### Required task
Return every line of the Saved entries that contains the string "stroke", treating uppercase and lowercase as different.

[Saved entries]
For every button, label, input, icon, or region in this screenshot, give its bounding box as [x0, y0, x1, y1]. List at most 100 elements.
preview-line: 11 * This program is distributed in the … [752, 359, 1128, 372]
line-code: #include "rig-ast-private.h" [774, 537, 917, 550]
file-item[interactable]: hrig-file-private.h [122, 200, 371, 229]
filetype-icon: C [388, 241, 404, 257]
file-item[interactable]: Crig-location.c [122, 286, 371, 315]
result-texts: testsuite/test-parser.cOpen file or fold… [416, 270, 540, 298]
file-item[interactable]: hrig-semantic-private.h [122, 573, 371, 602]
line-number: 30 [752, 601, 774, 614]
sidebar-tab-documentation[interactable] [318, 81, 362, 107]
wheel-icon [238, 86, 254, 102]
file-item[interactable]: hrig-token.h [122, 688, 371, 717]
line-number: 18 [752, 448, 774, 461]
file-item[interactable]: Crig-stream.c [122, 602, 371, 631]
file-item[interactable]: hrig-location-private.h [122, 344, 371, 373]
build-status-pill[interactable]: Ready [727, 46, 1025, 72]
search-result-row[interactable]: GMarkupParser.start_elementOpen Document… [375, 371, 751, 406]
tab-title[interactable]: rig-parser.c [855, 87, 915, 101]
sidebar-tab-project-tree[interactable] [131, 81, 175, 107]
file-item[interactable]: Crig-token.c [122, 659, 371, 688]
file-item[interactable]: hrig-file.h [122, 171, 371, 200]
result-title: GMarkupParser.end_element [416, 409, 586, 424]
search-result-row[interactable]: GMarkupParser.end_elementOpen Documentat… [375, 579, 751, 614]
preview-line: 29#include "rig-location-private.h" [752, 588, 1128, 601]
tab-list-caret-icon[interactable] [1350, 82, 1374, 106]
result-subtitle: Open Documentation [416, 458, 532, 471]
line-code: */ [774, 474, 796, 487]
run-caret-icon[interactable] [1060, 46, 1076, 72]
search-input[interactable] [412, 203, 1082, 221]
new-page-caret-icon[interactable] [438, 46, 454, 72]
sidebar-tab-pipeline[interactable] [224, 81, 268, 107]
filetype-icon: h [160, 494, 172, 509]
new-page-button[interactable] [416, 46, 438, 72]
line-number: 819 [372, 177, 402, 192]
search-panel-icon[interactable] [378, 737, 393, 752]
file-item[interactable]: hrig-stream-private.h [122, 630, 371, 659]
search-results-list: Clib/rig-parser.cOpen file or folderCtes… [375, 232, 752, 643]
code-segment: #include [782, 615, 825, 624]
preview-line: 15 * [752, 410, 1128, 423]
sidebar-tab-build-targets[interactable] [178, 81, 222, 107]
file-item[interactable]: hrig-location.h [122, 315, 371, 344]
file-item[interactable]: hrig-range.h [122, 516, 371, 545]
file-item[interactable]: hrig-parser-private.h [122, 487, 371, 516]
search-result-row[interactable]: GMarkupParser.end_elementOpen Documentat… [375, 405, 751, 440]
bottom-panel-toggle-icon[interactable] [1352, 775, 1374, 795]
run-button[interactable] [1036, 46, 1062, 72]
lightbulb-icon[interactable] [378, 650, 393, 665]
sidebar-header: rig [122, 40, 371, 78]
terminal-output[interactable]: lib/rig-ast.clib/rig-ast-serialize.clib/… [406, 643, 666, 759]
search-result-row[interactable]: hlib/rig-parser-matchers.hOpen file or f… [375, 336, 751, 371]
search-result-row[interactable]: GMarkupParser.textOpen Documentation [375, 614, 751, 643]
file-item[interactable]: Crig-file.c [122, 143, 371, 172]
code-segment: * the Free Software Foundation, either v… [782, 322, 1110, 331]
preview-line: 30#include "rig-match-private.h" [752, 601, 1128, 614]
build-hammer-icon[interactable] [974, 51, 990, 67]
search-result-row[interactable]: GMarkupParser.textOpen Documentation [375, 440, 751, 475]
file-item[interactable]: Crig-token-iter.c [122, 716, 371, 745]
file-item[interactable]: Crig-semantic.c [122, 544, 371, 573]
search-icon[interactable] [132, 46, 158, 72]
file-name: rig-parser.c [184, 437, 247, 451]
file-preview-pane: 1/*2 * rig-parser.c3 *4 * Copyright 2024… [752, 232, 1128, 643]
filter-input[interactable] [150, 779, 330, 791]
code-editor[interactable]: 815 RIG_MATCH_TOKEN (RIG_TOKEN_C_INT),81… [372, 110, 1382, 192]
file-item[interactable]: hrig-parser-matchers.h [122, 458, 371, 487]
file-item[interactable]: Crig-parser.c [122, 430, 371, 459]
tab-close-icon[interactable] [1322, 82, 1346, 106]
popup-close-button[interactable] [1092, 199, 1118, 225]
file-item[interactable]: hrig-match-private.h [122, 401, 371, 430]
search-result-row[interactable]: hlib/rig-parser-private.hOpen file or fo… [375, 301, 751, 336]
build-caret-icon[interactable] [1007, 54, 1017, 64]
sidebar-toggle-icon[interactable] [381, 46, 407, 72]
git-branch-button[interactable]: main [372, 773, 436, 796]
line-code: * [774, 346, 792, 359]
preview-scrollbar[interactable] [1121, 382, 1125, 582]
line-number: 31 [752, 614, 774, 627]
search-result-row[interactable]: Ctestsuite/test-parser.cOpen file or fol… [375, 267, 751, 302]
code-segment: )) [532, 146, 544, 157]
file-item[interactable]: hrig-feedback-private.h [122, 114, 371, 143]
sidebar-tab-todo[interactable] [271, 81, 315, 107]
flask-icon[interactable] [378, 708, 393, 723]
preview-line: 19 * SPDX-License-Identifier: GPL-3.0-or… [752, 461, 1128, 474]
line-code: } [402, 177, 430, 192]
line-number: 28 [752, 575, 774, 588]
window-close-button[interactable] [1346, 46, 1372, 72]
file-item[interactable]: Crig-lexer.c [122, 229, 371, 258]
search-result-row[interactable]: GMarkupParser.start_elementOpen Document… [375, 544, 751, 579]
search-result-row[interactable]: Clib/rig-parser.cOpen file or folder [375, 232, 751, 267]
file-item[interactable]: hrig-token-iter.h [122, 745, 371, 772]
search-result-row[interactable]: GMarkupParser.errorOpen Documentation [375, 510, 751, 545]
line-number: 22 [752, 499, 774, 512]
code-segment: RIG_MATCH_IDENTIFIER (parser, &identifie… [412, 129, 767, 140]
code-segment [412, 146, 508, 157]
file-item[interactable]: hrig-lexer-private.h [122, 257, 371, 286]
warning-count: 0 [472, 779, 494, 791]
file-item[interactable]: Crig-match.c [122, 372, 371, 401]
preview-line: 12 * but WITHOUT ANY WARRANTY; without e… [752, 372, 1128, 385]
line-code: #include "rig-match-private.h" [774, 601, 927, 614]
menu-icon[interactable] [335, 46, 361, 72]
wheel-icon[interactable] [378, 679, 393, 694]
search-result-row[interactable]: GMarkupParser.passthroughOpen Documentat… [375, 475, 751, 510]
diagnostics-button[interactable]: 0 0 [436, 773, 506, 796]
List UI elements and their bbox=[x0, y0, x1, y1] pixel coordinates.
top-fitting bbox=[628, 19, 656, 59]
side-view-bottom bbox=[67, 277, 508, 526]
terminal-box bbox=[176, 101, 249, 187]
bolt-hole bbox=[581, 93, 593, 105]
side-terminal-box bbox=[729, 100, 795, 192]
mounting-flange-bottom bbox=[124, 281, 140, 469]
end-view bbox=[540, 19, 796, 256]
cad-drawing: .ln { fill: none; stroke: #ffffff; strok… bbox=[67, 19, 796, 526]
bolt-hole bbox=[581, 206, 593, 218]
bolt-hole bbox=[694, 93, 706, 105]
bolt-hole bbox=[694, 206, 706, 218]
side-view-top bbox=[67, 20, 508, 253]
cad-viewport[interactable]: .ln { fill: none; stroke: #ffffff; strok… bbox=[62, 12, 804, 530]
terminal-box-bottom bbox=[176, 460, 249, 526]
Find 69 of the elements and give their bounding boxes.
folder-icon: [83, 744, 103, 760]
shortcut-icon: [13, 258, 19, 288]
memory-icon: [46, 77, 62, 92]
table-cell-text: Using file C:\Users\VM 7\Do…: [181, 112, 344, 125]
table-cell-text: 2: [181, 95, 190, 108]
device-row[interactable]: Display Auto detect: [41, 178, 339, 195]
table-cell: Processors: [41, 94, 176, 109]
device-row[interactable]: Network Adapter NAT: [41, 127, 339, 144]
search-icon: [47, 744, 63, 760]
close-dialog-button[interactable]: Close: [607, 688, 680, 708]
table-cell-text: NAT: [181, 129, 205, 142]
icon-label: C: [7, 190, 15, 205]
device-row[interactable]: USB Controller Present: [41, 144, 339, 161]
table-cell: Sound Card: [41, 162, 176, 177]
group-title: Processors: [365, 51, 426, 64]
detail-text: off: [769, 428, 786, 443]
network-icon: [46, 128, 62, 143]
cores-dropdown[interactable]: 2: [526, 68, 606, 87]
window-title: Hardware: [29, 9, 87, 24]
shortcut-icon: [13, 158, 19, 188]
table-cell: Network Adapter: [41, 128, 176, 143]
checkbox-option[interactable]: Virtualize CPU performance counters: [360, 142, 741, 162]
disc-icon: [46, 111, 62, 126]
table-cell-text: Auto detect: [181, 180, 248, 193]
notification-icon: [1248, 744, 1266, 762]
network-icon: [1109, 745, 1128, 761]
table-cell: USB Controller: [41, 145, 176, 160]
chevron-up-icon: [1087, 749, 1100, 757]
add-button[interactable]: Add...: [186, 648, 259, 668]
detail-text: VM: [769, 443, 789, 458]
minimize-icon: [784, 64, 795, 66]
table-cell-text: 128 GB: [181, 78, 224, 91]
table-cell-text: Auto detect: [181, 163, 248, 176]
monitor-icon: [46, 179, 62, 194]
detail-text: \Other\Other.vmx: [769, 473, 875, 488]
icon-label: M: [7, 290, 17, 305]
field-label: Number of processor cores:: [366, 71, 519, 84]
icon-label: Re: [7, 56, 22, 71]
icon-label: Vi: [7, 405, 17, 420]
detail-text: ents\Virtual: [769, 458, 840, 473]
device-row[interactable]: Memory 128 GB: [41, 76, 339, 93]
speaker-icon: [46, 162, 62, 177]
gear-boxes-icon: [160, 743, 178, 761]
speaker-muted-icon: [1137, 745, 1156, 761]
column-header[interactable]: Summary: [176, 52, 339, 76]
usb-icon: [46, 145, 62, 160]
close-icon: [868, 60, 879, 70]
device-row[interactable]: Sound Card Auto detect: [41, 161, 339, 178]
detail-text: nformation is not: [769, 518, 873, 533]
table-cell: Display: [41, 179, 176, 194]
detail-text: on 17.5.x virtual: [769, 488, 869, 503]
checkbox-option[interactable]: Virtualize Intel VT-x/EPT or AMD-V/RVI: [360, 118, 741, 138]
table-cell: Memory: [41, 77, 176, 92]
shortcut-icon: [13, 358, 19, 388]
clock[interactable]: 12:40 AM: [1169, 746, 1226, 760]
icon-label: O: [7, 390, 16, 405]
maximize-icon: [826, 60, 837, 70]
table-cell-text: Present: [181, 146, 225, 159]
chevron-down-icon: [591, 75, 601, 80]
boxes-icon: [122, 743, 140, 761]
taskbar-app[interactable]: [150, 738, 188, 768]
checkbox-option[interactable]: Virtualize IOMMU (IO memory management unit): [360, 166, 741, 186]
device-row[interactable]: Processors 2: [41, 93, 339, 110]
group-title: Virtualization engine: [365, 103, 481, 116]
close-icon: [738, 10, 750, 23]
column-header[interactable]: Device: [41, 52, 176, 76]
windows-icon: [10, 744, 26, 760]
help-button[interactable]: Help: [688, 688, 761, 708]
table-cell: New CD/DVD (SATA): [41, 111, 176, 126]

### Expected answer
cad-drawing: .ln { fill: none; stroke: #ffffff; strok… bbox=[67, 19, 796, 526]
cad-viewport[interactable]: .ln { fill: none; stroke: #ffffff; strok… bbox=[62, 12, 804, 530]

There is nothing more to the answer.